● **Saved entries**
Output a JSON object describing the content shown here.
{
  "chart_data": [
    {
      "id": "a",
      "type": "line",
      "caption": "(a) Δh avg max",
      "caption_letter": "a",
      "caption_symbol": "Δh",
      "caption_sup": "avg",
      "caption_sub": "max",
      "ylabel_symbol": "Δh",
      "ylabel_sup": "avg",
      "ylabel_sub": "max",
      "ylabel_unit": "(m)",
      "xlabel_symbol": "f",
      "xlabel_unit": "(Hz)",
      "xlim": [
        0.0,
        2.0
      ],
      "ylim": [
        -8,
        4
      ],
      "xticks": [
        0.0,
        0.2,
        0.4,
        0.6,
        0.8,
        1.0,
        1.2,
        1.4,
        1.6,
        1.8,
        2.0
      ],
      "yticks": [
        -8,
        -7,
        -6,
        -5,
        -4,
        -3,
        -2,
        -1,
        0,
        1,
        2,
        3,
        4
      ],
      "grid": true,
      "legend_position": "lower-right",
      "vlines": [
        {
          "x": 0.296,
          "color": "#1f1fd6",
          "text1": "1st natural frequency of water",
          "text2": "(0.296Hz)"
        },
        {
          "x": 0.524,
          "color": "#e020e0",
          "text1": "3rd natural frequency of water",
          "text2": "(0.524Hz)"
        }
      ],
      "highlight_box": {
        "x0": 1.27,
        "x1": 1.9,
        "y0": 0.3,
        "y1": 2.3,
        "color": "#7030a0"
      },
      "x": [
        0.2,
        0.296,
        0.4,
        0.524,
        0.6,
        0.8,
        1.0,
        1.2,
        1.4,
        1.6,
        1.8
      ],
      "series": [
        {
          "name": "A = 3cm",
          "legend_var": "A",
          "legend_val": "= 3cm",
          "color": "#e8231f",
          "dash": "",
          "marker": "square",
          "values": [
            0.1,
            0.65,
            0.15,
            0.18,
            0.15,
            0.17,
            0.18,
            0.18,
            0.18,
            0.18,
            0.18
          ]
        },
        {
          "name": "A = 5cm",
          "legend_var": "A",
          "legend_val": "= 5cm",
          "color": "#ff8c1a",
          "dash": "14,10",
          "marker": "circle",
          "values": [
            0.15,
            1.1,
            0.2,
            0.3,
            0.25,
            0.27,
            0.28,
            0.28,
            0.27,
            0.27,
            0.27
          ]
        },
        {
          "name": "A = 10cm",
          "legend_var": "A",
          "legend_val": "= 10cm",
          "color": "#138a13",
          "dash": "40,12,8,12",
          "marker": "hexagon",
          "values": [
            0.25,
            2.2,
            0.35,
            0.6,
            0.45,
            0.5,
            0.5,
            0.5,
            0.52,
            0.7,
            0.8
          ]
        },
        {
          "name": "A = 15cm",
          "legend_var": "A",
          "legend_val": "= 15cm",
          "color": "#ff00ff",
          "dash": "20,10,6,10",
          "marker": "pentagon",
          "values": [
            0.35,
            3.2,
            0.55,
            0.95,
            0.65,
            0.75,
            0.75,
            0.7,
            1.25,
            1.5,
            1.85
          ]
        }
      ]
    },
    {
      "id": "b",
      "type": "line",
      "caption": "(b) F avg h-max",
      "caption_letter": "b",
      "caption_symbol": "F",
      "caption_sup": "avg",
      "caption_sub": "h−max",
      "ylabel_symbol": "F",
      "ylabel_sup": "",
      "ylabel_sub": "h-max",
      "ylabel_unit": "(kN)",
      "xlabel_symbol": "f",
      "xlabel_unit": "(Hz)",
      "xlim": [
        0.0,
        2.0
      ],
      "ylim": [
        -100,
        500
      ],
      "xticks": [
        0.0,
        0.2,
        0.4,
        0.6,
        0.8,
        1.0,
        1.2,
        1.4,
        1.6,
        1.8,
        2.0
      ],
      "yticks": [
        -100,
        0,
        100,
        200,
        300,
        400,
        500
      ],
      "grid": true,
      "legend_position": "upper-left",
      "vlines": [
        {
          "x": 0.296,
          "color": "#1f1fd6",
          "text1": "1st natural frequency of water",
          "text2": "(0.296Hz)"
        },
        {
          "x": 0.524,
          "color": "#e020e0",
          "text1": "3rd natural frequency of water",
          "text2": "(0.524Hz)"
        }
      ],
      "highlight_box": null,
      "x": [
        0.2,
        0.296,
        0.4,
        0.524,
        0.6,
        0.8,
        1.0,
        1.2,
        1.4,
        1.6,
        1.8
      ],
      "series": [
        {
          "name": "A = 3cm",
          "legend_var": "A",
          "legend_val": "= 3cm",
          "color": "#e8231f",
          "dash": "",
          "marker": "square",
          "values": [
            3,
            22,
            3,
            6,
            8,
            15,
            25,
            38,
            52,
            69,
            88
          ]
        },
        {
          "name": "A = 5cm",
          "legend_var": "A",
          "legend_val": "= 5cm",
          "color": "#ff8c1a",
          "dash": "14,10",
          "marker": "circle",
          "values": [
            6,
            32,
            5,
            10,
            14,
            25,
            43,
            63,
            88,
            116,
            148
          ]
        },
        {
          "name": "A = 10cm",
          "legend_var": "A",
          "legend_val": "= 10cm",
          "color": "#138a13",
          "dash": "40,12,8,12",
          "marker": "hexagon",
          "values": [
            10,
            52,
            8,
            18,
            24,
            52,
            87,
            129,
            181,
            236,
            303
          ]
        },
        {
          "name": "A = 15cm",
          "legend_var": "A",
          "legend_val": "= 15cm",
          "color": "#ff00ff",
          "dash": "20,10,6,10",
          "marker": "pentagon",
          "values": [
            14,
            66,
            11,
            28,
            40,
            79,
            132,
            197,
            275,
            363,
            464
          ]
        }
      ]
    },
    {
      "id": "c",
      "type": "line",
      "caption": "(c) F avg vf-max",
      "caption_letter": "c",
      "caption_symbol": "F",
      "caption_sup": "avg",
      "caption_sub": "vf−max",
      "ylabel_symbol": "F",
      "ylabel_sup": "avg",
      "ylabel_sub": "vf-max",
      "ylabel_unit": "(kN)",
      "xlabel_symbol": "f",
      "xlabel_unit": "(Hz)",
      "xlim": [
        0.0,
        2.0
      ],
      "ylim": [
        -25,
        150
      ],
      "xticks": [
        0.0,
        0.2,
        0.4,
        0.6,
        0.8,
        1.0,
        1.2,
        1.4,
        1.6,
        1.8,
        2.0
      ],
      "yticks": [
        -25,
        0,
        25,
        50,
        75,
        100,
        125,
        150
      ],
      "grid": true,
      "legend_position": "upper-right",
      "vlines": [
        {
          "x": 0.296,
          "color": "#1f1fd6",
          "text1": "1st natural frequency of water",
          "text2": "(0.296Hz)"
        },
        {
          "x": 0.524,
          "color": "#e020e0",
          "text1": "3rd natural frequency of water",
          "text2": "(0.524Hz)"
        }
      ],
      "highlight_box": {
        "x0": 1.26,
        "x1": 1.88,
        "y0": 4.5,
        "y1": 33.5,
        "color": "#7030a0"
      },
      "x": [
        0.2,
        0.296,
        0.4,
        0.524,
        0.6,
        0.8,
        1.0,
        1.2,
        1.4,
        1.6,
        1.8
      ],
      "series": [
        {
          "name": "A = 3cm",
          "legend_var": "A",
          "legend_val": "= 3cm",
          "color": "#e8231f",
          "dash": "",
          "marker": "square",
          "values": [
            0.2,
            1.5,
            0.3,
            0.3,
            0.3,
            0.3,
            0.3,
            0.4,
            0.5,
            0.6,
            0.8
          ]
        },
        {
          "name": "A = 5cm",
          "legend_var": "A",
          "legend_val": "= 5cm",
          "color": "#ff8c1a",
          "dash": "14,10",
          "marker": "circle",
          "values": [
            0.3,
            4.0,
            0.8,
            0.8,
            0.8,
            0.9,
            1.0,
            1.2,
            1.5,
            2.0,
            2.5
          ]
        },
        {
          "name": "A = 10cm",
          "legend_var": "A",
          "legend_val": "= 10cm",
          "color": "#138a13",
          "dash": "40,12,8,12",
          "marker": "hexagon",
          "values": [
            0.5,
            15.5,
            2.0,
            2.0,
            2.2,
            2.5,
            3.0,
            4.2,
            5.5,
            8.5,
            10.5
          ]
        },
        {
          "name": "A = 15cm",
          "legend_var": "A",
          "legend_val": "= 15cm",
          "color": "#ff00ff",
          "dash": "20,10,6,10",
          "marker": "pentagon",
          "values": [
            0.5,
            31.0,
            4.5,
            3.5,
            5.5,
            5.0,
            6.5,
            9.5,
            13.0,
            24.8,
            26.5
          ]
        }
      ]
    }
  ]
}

● **Stated exercise**
Go through the material line by line. Show each line that contains the string "upper".

● **Full response**
      "legend_position": "upper-left",
      "legend_position": "upper-right",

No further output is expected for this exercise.